● Task instructions: Which lines hold the word "color"? Copy each of them.

BEGIN Provided records

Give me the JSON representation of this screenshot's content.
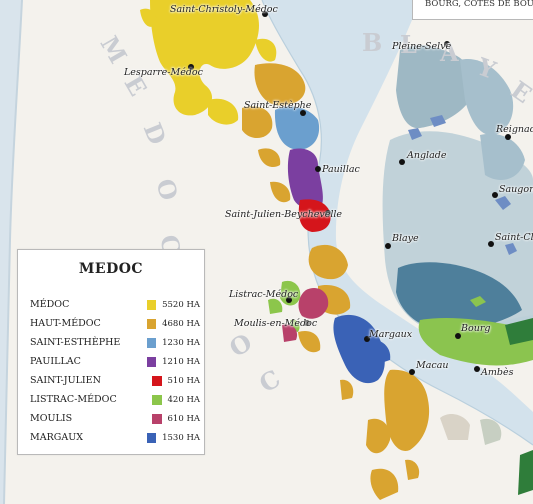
{
  "header_box": {
    "text": "BOURG, CÔTES DE BOU"
  },
  "regions": [
    {
      "name": "medoc",
      "letters": [
        "M",
        "E",
        "D",
        "O",
        "C"
      ]
    },
    {
      "name": "medoc-south",
      "letters": [
        "O",
        "C"
      ]
    },
    {
      "name": "blaye",
      "letters": [
        "B",
        "L",
        "A",
        "Y",
        "E"
      ]
    }
  ],
  "towns": {
    "saint_christoly": "Saint-Christoly-Médoc",
    "lesparre": "Lesparre-Médoc",
    "saint_estephe": "Saint-Estèphe",
    "pauillac": "Pauillac",
    "saint_julien": "Saint-Julien-Beychevelle",
    "listrac": "Listrac-Médoc",
    "moulis": "Moulis-en-Médoc",
    "margaux": "Margaux",
    "macau": "Macau",
    "pleine_selve": "Pleine-Selve",
    "reignac": "Reignac",
    "anglade": "Anglade",
    "saugon": "Saugon",
    "blaye": "Blaye",
    "saint_cl": "Saint-Cl",
    "bourg": "Bourg",
    "ambes": "Ambès"
  },
  "legend": {
    "title": "MEDOC",
    "items": [
      {
        "name": "MÉDOC",
        "color": "#e9cf2a",
        "area": "5520 HA"
      },
      {
        "name": "HAUT-MÉDOC",
        "color": "#d9a430",
        "area": "4680 HA"
      },
      {
        "name": "SAINT-ESTHÈPHE",
        "color": "#6b9fce",
        "area": "1230 HA"
      },
      {
        "name": "PAUILLAC",
        "color": "#7b3fa0",
        "area": "1210 HA"
      },
      {
        "name": "SAINT-JULIEN",
        "color": "#d5151b",
        "area": "510 HA"
      },
      {
        "name": "LISTRAC-MÉDOC",
        "color": "#8cc64b",
        "area": "420 HA"
      },
      {
        "name": "MOULIS",
        "color": "#b8416a",
        "area": "610 HA"
      },
      {
        "name": "MARGAUX",
        "color": "#3a62b6",
        "area": "1530 HA"
      }
    ]
  }
}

END Provided records

● Exercise result:
        "color": "#e9cf2a",
        "color": "#d9a430",
        "color": "#6b9fce",
        "color": "#7b3fa0",
        "color": "#d5151b",
        "color": "#8cc64b",
        "color": "#b8416a",
        "color": "#3a62b6",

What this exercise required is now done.